_Exercise instructions_
Look through the data below and return each line where "procedure" appears.

_Raw records_
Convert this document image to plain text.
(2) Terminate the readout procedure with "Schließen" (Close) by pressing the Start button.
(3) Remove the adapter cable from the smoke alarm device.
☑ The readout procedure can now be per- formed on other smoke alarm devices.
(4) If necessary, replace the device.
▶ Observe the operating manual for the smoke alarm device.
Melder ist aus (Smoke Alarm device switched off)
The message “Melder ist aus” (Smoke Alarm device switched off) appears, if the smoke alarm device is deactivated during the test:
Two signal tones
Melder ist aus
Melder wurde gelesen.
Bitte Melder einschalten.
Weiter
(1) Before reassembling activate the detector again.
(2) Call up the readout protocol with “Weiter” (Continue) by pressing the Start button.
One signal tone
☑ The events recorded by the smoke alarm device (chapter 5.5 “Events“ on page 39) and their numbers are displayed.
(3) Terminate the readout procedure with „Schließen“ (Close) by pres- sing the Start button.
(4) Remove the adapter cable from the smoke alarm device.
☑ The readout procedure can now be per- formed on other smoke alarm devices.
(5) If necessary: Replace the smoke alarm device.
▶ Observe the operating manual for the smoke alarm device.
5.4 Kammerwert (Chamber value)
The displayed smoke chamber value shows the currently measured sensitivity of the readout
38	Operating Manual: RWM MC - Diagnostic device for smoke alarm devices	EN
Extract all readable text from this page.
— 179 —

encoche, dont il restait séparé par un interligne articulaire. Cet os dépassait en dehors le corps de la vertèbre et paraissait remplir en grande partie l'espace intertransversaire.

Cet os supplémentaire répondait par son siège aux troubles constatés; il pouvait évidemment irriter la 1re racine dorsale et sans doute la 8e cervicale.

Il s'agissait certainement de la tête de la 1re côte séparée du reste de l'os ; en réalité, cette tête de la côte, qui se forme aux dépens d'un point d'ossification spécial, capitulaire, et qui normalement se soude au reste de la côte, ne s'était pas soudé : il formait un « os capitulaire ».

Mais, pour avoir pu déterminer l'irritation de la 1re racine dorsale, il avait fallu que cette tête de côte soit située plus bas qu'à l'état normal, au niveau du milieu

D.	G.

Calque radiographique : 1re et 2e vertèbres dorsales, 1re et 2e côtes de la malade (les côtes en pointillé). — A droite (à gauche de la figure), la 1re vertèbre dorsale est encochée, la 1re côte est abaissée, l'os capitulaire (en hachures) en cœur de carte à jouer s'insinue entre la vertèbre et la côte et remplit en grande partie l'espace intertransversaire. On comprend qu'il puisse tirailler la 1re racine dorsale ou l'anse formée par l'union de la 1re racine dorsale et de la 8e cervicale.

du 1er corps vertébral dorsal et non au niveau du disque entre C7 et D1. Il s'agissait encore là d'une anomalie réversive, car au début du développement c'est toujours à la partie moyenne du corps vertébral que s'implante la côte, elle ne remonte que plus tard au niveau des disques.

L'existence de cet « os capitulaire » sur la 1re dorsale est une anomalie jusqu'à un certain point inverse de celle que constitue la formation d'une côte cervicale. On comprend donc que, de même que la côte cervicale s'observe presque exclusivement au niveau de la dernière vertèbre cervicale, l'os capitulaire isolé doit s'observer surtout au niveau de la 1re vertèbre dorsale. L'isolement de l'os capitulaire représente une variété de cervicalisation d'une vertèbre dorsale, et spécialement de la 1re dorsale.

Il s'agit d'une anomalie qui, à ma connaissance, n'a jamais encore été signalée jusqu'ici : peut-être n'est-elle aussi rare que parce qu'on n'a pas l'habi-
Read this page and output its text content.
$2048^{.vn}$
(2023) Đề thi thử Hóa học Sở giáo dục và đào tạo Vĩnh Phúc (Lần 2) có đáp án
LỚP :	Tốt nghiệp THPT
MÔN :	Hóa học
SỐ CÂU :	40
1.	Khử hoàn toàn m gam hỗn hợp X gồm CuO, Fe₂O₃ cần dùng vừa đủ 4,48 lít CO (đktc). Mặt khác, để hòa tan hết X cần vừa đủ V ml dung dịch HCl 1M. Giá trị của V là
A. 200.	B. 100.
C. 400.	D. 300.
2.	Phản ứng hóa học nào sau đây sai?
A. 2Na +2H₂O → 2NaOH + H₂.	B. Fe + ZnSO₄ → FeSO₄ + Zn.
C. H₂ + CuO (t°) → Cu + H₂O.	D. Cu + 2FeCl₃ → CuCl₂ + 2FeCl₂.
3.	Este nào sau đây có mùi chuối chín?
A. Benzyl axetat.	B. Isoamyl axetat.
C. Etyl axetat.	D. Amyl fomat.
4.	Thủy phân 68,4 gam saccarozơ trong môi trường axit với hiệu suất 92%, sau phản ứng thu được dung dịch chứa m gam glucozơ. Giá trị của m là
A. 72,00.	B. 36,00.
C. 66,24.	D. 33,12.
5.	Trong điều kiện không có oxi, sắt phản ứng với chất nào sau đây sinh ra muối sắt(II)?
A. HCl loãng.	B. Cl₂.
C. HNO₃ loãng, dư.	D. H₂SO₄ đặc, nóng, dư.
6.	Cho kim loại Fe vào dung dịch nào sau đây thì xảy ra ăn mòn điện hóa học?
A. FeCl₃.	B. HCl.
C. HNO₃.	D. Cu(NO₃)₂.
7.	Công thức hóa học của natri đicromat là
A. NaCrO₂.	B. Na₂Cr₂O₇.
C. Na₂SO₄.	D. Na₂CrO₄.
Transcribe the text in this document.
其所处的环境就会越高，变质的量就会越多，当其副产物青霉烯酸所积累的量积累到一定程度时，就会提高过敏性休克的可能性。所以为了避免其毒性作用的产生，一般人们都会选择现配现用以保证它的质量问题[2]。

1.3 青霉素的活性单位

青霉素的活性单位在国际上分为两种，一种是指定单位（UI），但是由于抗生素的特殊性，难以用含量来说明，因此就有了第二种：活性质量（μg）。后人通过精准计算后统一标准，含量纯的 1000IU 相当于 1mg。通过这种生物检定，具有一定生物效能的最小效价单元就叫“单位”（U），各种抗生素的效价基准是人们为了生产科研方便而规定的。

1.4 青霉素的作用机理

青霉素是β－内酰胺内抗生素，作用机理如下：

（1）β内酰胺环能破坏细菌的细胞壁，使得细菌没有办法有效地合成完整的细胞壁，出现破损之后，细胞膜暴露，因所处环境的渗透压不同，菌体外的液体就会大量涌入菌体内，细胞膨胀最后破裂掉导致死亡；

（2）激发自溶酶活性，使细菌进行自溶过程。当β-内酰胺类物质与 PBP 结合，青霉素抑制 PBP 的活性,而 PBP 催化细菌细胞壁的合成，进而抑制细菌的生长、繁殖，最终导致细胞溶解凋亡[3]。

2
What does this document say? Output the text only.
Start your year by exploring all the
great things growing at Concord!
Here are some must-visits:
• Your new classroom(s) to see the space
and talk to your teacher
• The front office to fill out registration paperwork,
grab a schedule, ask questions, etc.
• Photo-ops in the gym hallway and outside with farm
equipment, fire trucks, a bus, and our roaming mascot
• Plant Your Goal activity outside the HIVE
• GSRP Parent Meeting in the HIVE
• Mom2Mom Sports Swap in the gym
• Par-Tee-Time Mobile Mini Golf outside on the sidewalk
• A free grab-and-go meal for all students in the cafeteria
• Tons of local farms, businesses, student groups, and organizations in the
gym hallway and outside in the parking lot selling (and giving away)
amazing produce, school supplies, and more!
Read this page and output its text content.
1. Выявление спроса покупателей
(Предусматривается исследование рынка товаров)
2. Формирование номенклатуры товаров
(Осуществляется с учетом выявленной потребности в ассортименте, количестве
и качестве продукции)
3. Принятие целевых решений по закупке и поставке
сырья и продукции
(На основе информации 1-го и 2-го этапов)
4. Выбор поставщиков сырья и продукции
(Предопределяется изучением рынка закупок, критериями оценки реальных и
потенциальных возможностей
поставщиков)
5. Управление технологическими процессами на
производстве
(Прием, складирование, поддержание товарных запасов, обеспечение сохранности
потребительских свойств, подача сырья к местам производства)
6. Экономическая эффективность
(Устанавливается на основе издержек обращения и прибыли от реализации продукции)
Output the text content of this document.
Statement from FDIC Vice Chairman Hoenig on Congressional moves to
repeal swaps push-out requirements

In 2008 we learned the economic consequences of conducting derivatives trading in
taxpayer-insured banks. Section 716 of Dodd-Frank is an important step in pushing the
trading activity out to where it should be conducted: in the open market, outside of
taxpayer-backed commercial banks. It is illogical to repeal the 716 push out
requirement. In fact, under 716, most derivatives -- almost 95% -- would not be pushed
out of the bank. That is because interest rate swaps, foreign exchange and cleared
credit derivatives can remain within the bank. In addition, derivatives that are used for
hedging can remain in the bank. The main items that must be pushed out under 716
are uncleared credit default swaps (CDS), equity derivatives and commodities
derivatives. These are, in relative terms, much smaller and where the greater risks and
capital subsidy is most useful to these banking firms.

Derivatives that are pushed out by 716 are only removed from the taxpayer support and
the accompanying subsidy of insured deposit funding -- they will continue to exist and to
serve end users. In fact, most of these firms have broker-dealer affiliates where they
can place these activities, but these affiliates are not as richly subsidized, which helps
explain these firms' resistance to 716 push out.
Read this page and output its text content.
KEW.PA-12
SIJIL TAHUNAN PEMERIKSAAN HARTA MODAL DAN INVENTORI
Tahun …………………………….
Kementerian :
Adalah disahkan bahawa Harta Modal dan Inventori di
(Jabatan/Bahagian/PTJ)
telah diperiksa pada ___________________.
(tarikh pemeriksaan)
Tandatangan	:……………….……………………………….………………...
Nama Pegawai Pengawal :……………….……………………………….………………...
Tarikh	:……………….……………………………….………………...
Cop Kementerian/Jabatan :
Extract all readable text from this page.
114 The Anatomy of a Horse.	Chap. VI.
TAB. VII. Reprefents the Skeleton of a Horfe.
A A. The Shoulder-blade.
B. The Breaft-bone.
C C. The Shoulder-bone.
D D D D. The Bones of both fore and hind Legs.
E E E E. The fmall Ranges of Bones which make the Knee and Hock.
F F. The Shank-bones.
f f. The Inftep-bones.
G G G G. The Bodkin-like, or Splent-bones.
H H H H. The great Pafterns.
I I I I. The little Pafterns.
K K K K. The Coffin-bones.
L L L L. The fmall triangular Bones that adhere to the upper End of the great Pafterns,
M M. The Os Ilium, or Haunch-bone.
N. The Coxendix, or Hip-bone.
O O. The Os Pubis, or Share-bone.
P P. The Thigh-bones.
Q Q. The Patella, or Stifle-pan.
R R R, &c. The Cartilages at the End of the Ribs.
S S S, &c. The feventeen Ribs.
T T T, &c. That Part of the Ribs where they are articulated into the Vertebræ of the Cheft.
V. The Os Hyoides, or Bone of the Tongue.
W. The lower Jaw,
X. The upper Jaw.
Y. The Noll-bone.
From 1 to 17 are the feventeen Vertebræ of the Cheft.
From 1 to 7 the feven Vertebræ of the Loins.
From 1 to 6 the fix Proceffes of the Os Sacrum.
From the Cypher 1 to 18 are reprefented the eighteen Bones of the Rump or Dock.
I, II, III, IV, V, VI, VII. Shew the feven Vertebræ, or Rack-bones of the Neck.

_Answer to the exercise_
(2) Terminate the readout procedure with "Schließen" (Close) by pressing the Start button.
☑ The readout procedure can now be per- formed on other smoke alarm devices.
(3) Terminate the readout procedure with „Schließen“ (Close) by pres- sing the Start button.
☑ The readout procedure can now be per- formed on other smoke alarm devices.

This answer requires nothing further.